Page extract:
Some of the pro-Cleveland arguments and projections are too rosy because they ignore these principles. I find this ironic because Paine uses Irving and Love’s numbers to describe the current Cleveland cast as the best James has ever had, making no adjustments for the expected decline he cites.

He dismisses the very point he makes, even as he makes it. Paine has done the research to prove this. In 2010, he set aside that notion to predict the Heat would win 68 games in 2010-11 or, “in the absolute worst case,” it would be 61.

He even speculated, “There’s a pretty decent chance they'd obliterate the '96 Bulls' record for most wins in a season.”

For the record, they won 58.

I’m not thrashing Paine here. He’s brilliant. But if he can get star-struck, anyone can.

Grantland’s Bill Simmons even argues that Love’s rebounding and passing numbers will go up, saying, "I see him becoming a legitimate threat to be a 22-15-5 guy and maybe even average 16 boards a game (which hasn’t happened since Rodman).”

The erroneous supposition is that you can squish three potent players together without affecting their production. And that’s not just flawed, it’s historically falsified. And it’s why some are projecting Cleveland’s win totals a little too high.

Accounting for Love’s slight drop in production, the Cavs should win 57—still a bulky 24-win jump over last season.

So why isn’t there a corresponding adjustment for Chicago?

The same laws don’t apply to lower-usage players.

Other than Rose, the Bulls’ returning starter with the highest usage percentage was Joakim Noah at just 18.7 percent. Gasol’s was 26.2, but he’s already projected for a sharp drop in production, presumably because Pelton already accounted for the new digs (as I assume he made accommodations for James’ transition and didn’t account for that or, for that matter, for Irving).  

Mirotic and McDermott have no decline to predict since they are rookies.

Dataset rows:
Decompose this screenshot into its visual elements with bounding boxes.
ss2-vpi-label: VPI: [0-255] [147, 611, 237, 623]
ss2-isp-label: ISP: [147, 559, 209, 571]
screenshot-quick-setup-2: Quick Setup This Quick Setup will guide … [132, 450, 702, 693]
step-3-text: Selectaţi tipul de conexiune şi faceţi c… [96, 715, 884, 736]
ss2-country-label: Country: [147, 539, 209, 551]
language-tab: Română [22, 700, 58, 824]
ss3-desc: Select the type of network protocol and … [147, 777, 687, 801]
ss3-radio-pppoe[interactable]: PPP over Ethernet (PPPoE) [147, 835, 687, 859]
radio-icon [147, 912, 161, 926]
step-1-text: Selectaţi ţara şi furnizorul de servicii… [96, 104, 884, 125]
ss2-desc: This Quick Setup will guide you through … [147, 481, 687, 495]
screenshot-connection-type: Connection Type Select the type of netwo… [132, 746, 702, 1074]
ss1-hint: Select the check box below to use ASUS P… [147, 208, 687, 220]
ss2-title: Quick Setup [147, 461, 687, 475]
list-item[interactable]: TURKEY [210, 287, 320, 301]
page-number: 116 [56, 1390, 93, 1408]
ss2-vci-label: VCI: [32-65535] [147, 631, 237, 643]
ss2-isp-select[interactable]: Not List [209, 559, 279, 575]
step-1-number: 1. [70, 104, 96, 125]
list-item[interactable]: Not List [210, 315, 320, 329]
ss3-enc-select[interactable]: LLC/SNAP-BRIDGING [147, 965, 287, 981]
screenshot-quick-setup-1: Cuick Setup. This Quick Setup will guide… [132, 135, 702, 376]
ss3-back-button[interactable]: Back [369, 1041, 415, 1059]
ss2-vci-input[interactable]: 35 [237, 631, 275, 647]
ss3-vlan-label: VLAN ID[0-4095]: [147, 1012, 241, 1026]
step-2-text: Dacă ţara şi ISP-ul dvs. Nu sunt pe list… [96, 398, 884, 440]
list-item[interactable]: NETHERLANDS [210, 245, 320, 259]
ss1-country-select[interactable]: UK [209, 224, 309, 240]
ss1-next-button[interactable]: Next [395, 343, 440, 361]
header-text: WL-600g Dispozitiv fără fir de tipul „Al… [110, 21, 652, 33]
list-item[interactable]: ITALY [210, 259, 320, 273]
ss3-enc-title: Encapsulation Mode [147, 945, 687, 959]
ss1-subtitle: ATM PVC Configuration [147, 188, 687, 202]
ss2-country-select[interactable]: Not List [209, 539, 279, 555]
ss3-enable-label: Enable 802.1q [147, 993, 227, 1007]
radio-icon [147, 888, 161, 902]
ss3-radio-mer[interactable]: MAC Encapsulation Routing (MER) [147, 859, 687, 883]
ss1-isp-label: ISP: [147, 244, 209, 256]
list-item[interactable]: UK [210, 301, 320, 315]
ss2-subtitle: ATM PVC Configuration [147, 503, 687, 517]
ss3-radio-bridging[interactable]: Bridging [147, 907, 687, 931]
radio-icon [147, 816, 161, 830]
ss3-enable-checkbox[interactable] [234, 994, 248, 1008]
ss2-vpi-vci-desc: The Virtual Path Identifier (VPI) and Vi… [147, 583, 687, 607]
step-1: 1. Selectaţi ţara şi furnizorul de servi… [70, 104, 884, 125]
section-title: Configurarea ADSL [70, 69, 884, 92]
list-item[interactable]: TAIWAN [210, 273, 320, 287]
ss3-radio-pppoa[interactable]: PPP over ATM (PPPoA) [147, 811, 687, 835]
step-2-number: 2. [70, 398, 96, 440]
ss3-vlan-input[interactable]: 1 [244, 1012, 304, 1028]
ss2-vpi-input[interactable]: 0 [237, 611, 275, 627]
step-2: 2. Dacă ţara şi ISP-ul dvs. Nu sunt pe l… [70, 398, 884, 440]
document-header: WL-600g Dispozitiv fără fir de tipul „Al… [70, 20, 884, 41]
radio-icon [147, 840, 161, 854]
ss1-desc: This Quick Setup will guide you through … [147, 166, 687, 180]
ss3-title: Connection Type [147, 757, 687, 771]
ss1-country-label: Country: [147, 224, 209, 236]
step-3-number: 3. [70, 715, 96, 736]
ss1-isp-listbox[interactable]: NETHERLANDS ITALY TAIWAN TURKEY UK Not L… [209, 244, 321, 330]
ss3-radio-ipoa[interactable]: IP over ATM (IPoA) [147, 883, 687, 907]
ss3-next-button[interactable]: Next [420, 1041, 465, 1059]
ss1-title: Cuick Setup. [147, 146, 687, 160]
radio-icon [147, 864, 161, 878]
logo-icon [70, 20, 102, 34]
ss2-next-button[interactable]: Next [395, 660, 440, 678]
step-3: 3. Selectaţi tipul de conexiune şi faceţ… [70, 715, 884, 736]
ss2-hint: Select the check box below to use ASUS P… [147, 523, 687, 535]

Challenge 1:
Repeat word for word the stretch of the Cavaliers passage from "For the record, they" through "little too high.".
Challenge 2:
In the Cavaliers passage, how many games should Cleveland win once Love's slight drop in production is accounted for?

Task result 1:
For the record, they won 58.

I’m not thrashing Paine here. He’s brilliant. But if he can get star-struck, anyone can.

Grantland’s Bill Simmons even argues that Love’s rebounding and passing numbers will go up, saying, "I see him becoming a legitimate threat to be a 22-15-5 guy and maybe even average 16 boards a game (which hasn’t happened since Rodman).”

The erroneous supposition is that you can squish three potent players together without affecting their production. And that’s not just flawed, it’s historically falsified. And it’s why some are projecting Cleveland’s win totals a little too high.

Task result 2:
57 games, a 24-win jump over last season.